Every line holding the word "Goldman" counts once. Give the total, nothing more.

» **Saved entries**
※ ※ ※
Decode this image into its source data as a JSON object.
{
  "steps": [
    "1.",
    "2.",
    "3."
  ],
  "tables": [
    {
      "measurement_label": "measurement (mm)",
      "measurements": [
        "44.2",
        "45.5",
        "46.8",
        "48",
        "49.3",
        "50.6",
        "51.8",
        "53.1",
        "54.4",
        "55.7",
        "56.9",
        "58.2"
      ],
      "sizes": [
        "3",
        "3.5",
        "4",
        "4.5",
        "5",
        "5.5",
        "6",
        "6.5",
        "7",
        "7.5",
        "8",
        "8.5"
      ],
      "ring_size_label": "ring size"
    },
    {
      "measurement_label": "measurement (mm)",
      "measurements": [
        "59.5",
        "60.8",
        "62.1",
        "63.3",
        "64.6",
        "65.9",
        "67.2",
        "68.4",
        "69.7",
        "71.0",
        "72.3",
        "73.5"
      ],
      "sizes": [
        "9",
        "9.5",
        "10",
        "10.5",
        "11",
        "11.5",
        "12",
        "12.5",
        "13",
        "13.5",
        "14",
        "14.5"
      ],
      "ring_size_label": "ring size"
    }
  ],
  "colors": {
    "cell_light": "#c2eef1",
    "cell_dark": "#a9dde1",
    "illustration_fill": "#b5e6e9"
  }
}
※ ※ ※
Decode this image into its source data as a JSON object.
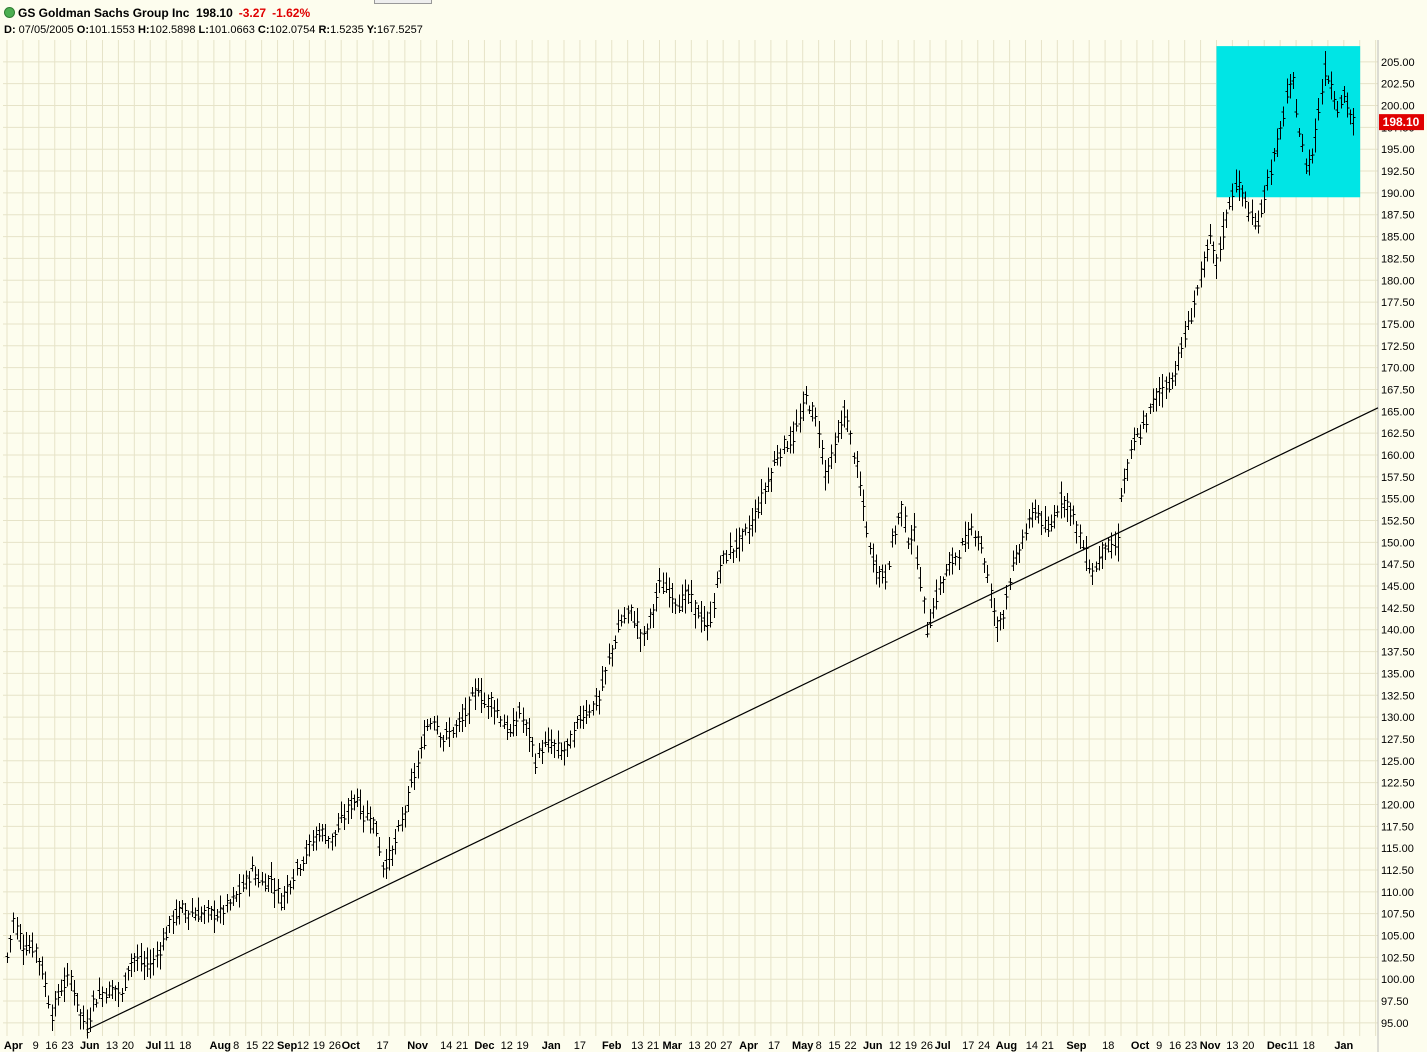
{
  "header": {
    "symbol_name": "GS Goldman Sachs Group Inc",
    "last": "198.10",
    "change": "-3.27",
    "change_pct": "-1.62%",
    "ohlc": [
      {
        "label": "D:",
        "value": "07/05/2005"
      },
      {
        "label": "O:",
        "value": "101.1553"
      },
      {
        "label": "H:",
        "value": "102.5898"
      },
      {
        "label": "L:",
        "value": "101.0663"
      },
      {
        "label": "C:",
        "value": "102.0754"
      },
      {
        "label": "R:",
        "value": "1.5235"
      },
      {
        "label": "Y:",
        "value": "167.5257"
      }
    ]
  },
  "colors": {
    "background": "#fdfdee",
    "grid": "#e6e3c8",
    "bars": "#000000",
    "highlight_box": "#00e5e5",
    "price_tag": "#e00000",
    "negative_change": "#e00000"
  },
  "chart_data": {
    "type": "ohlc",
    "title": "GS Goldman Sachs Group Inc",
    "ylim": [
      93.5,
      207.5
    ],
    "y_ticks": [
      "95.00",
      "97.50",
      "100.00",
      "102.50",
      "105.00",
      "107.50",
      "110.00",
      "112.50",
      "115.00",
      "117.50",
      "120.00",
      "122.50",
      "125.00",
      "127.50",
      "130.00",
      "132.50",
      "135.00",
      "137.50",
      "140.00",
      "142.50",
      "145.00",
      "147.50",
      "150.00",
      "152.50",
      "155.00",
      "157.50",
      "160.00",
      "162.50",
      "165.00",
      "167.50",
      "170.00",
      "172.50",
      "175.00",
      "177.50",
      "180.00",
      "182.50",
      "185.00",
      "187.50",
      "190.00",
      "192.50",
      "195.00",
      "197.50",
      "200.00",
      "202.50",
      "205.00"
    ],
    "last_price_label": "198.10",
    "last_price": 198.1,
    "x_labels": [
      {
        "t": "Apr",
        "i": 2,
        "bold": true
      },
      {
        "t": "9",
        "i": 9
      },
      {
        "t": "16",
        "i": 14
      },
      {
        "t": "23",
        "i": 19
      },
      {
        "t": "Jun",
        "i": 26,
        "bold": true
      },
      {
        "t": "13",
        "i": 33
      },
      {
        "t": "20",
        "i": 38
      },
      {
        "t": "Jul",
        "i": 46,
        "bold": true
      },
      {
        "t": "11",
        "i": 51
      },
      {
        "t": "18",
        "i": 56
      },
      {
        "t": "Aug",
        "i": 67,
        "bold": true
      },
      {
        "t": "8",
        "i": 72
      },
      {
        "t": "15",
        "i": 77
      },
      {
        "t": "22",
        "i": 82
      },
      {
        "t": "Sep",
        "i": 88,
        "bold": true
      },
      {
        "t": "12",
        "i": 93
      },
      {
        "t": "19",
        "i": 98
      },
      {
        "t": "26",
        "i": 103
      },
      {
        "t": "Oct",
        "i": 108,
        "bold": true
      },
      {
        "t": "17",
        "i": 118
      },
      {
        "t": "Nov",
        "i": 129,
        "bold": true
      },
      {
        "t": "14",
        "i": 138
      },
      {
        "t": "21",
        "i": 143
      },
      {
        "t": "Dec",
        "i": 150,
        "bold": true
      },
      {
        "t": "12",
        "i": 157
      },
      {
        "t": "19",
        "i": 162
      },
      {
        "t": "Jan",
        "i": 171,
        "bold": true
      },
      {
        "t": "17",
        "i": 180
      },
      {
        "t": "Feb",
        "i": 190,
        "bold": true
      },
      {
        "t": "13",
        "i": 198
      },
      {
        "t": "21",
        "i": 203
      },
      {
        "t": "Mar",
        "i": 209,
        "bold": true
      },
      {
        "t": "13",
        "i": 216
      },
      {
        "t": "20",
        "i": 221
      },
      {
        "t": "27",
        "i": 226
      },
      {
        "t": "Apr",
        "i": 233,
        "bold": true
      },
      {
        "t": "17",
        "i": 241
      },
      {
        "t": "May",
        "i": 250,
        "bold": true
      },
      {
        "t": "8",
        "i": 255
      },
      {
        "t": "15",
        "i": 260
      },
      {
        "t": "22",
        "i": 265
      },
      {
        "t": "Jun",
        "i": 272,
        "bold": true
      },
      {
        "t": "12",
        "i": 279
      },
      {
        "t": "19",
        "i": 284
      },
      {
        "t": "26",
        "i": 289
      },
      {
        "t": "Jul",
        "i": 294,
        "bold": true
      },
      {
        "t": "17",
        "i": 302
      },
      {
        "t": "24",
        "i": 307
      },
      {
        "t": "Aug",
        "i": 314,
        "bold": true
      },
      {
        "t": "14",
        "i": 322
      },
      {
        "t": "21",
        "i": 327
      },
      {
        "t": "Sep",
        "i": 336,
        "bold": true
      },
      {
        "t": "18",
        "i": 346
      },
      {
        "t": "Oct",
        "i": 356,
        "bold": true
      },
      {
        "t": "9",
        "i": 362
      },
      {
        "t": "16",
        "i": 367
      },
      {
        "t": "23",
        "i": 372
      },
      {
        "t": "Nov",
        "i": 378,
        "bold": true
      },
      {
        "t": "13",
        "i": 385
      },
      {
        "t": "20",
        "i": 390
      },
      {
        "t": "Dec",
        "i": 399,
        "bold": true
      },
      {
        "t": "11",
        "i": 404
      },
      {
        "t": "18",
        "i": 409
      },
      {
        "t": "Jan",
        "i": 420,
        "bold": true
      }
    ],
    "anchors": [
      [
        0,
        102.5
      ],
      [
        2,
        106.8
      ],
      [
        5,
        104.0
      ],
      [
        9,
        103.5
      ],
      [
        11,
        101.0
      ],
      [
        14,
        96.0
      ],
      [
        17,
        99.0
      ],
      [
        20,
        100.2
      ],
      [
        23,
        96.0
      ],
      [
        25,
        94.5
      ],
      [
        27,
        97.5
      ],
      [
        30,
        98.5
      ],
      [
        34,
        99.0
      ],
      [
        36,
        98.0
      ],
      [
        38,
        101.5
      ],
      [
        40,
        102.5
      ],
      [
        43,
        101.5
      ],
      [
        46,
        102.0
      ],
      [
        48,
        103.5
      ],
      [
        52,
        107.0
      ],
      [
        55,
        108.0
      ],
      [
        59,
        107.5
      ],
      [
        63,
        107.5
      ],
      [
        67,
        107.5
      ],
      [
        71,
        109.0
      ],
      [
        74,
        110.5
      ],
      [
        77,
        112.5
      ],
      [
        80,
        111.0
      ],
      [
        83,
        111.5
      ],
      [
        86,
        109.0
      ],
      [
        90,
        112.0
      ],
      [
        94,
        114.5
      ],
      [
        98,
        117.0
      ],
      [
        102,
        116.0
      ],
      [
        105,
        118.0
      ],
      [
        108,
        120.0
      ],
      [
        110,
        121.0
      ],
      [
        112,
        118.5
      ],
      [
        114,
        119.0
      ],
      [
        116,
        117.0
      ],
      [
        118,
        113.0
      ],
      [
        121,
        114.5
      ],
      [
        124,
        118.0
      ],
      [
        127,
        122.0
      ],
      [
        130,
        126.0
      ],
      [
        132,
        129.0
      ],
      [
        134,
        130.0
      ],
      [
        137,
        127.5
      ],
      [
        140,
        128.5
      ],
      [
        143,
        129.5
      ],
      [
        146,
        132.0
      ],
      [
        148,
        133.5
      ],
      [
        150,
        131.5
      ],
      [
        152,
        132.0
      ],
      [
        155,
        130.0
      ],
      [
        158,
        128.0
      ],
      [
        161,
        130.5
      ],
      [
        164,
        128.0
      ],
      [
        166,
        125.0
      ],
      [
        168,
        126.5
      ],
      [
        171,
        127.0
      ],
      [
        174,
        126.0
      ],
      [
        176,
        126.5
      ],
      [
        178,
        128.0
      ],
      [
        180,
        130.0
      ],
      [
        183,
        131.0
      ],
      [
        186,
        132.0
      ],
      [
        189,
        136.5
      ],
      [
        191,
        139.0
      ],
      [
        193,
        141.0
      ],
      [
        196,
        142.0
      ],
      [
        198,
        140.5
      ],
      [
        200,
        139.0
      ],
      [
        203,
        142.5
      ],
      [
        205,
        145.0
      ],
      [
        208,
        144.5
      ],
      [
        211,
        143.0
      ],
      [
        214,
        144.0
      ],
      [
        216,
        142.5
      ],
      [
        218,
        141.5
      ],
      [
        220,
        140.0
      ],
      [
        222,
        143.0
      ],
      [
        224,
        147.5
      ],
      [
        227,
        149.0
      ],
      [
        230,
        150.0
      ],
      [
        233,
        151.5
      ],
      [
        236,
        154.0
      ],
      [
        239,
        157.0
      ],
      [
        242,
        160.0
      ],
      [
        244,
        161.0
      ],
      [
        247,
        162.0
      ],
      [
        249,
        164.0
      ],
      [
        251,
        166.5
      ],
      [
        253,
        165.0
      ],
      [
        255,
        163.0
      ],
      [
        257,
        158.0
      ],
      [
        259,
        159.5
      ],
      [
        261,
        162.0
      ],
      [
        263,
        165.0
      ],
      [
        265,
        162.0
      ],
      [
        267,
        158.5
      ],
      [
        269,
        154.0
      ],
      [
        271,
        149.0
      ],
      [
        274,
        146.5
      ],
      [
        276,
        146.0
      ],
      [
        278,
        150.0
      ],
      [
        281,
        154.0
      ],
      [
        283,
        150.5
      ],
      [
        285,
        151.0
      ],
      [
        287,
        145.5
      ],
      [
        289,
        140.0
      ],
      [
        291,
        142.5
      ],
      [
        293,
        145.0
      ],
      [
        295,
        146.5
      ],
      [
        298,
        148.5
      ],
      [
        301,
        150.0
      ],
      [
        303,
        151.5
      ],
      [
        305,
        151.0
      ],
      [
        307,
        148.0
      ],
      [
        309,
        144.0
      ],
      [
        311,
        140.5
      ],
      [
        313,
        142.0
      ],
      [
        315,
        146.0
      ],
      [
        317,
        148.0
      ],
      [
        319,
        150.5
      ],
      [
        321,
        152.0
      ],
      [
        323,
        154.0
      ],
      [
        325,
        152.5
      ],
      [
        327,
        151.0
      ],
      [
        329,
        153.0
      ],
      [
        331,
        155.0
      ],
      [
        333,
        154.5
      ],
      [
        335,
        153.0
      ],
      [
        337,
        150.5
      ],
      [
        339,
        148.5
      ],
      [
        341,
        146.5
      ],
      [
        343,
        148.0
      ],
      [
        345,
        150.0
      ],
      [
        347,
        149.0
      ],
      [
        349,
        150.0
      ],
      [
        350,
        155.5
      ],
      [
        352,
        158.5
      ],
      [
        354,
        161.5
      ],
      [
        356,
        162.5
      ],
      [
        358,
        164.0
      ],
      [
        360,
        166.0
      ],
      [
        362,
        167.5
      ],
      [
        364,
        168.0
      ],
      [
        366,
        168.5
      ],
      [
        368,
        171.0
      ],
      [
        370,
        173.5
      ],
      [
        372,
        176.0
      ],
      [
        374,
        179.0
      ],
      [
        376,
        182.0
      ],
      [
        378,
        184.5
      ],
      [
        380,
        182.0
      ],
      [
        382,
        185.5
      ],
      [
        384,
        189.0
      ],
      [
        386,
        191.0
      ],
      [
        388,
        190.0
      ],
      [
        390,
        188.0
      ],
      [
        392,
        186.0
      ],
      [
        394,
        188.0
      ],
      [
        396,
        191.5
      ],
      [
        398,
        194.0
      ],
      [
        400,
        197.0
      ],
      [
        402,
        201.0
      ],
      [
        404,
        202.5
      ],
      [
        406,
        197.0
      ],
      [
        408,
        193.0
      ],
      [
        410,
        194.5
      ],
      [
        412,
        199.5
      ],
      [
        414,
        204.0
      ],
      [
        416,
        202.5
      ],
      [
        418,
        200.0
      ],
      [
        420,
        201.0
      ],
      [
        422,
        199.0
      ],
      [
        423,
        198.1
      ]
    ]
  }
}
※ ※ ※
» **WRITTEN ANSWER**
2